YOUR OBJECTIVE:
Search the listing below for "will". Copy each matching line.

— START OF DATA ENTRIES —

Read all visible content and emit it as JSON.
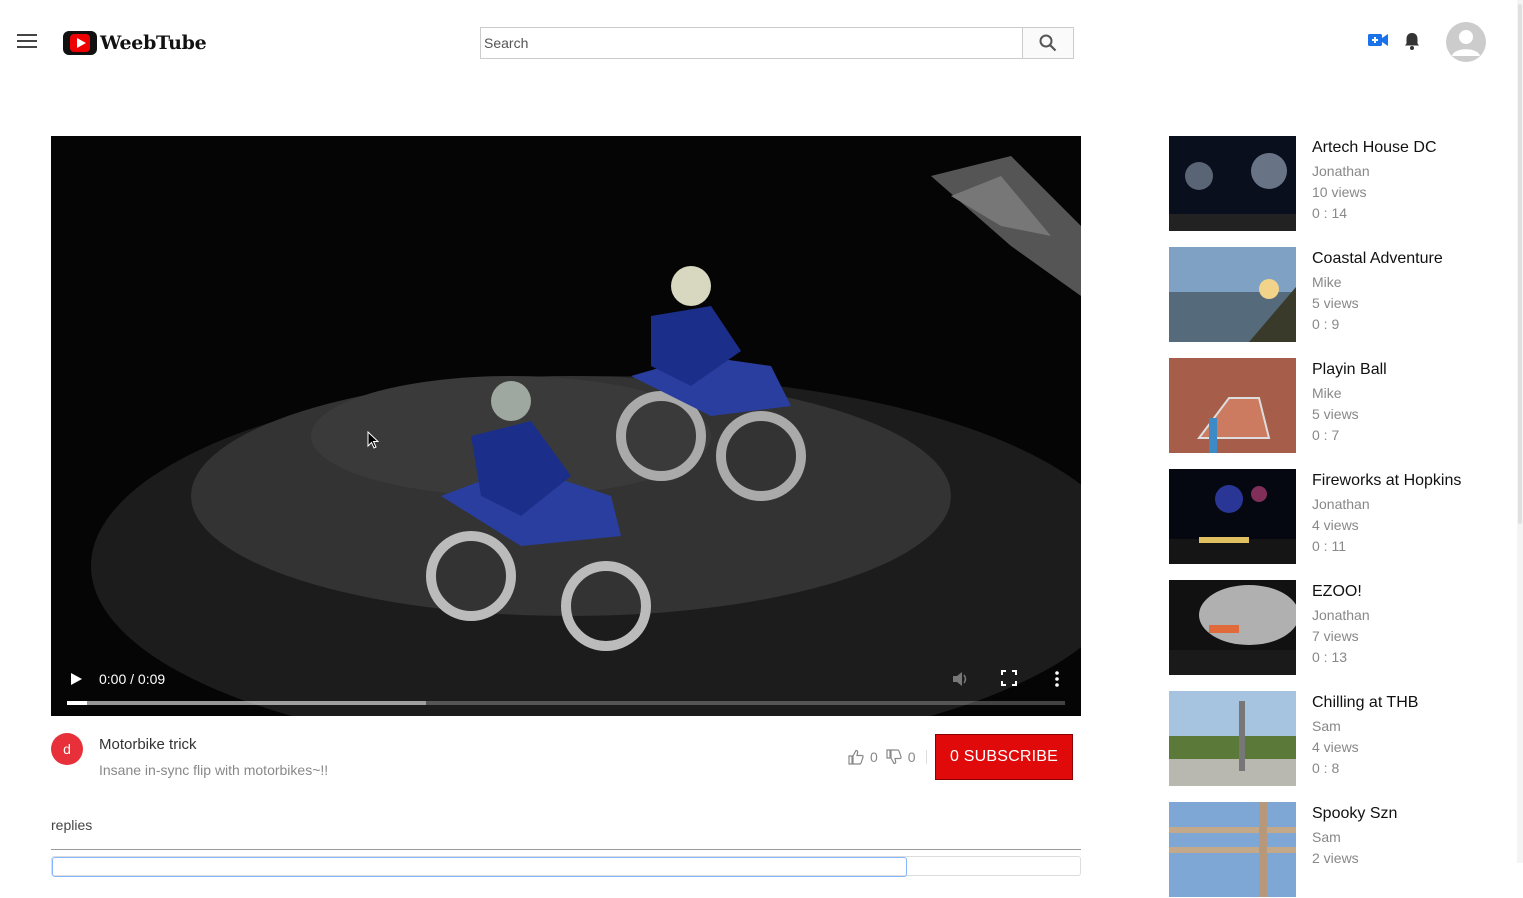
{
  "header": {
    "brand": "WeebTube",
    "search_placeholder": "Search"
  },
  "video": {
    "time_display": "0:00 / 0:09",
    "played_fraction": 0.02,
    "buffered_fraction": 0.36,
    "title": "Motorbike trick",
    "description": "Insane in-sync flip with motorbikes~!!",
    "channel_initial": "d",
    "likes": "0",
    "dislikes": "0",
    "subscribe_label": "0 SUBSCRIBE"
  },
  "replies_label": "replies",
  "sidebar": {
    "items": [
      {
        "title": "Artech House DC",
        "author": "Jonathan",
        "views": "10 views",
        "duration": "0 : 14",
        "thumb": "night"
      },
      {
        "title": "Coastal Adventure",
        "author": "Mike",
        "views": "5 views",
        "duration": "0 : 9",
        "thumb": "coast"
      },
      {
        "title": "Playin Ball",
        "author": "Mike",
        "views": "5 views",
        "duration": "0 : 7",
        "thumb": "court"
      },
      {
        "title": "Fireworks at Hopkins",
        "author": "Jonathan",
        "views": "4 views",
        "duration": "0 : 11",
        "thumb": "fireworks"
      },
      {
        "title": "EZOO!",
        "author": "Jonathan",
        "views": "7 views",
        "duration": "0 : 13",
        "thumb": "stage"
      },
      {
        "title": "Chilling at THB",
        "author": "Sam",
        "views": "4 views",
        "duration": "0 : 8",
        "thumb": "park"
      },
      {
        "title": "Spooky Szn",
        "author": "Sam",
        "views": "2 views",
        "duration": "",
        "thumb": "fence"
      }
    ]
  },
  "colors": {
    "subscribe": "#e10a0a",
    "channel_avatar": "#e8303a",
    "upload_icon": "#1a73e8"
  }
}
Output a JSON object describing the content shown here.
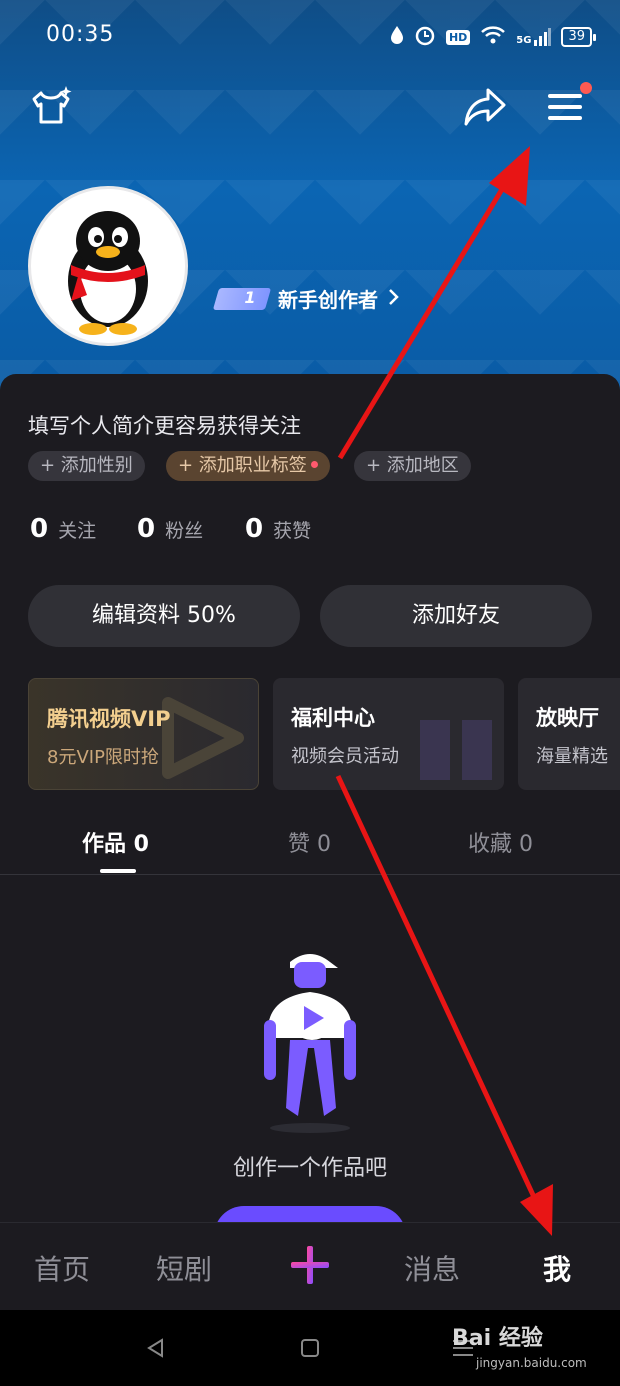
{
  "status_bar": {
    "time": "00:35",
    "network": "5G",
    "battery": "39",
    "hd": "HD"
  },
  "profile": {
    "creator_level": "1",
    "creator_label": "新手创作者",
    "bio_prompt": "填写个人简介更容易获得关注",
    "tags": [
      "+ 添加性别",
      "+ 添加职业标签",
      "+ 添加地区"
    ],
    "stats": [
      {
        "count": "0",
        "label": "关注"
      },
      {
        "count": "0",
        "label": "粉丝"
      },
      {
        "count": "0",
        "label": "获赞"
      }
    ],
    "buttons": {
      "edit": "编辑资料 50%",
      "add_friend": "添加好友"
    }
  },
  "cards": [
    {
      "title": "腾讯视频VIP",
      "sub": "8元VIP限时抢"
    },
    {
      "title": "福利中心",
      "sub": "视频会员活动"
    },
    {
      "title": "放映厅",
      "sub": "海量精选"
    }
  ],
  "tabs": [
    "作品 0",
    "赞 0",
    "收藏 0"
  ],
  "empty_state": {
    "text": "创作一个作品吧"
  },
  "bottom_nav": {
    "home": "首页",
    "short_drama": "短剧",
    "messages": "消息",
    "me": "我"
  },
  "watermark": {
    "main": "Bai 经验",
    "sub": "jingyan.baidu.com"
  },
  "colors": {
    "accent": "#6a4cff",
    "annotation_arrow": "#e81515",
    "vip_gold": "#f3cf8f"
  }
}
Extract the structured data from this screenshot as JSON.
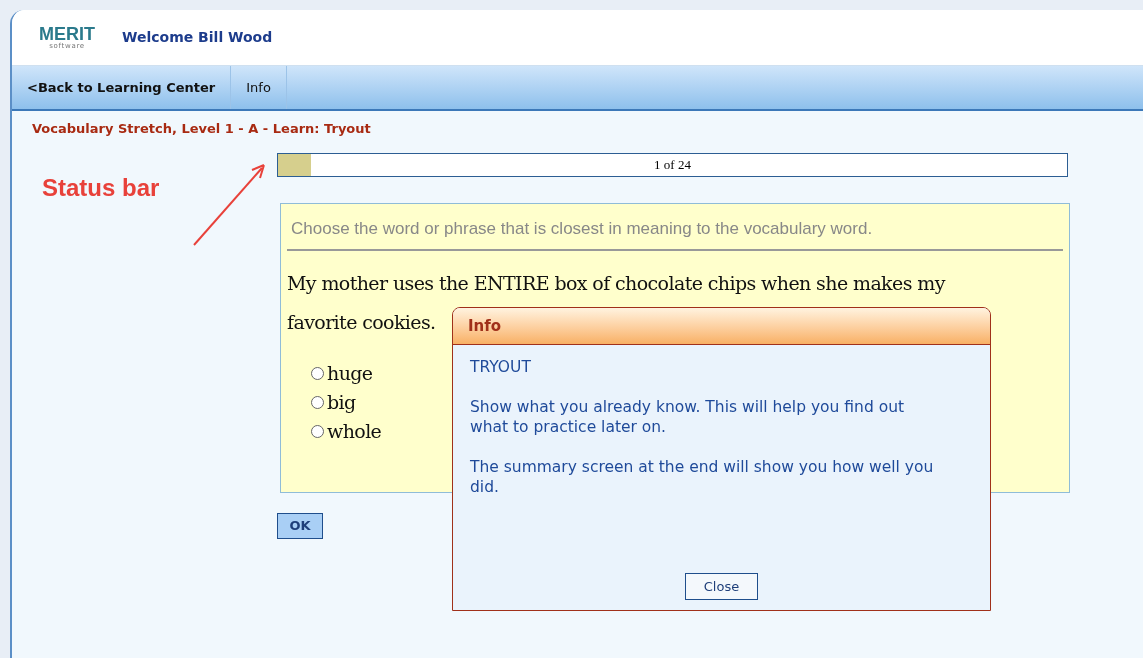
{
  "header": {
    "logo": "MERIT",
    "logo_sub": "software",
    "welcome": "Welcome Bill Wood"
  },
  "nav": [
    {
      "label": "<Back to Learning Center",
      "bold": true
    },
    {
      "label": "Info",
      "bold": false
    }
  ],
  "lesson_title": "Vocabulary Stretch, Level 1 - A - Learn: Tryout",
  "progress": {
    "level": 0.042,
    "reading": "1 of 24"
  },
  "annotation": {
    "label": "Status bar"
  },
  "question": {
    "instruction": "Choose the word or phrase that is closest in meaning to the vocabulary word.",
    "sentence_line_1": "My mother uses the ENTIRE box of chocolate chips when she makes my",
    "sentence_line_2": "favorite cookies.",
    "options": [
      {
        "label": "huge",
        "selected": false
      },
      {
        "label": "big",
        "selected": false
      },
      {
        "label": "whole",
        "selected": false
      }
    ]
  },
  "ok_button": "OK",
  "dialog": {
    "title": "Info",
    "heading": "TRYOUT",
    "paragraphs": [
      "Show what you already know. This will help you find out what to practice later on.",
      "The summary screen at the end will show you how well you did."
    ],
    "close_button": "Close"
  }
}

— END OF DATA ENTRIES —

EXERCISE ANSWER:
      "Show what you already know. This will help you find out what to practice later on.",
      "The summary screen at the end will show you how well you did."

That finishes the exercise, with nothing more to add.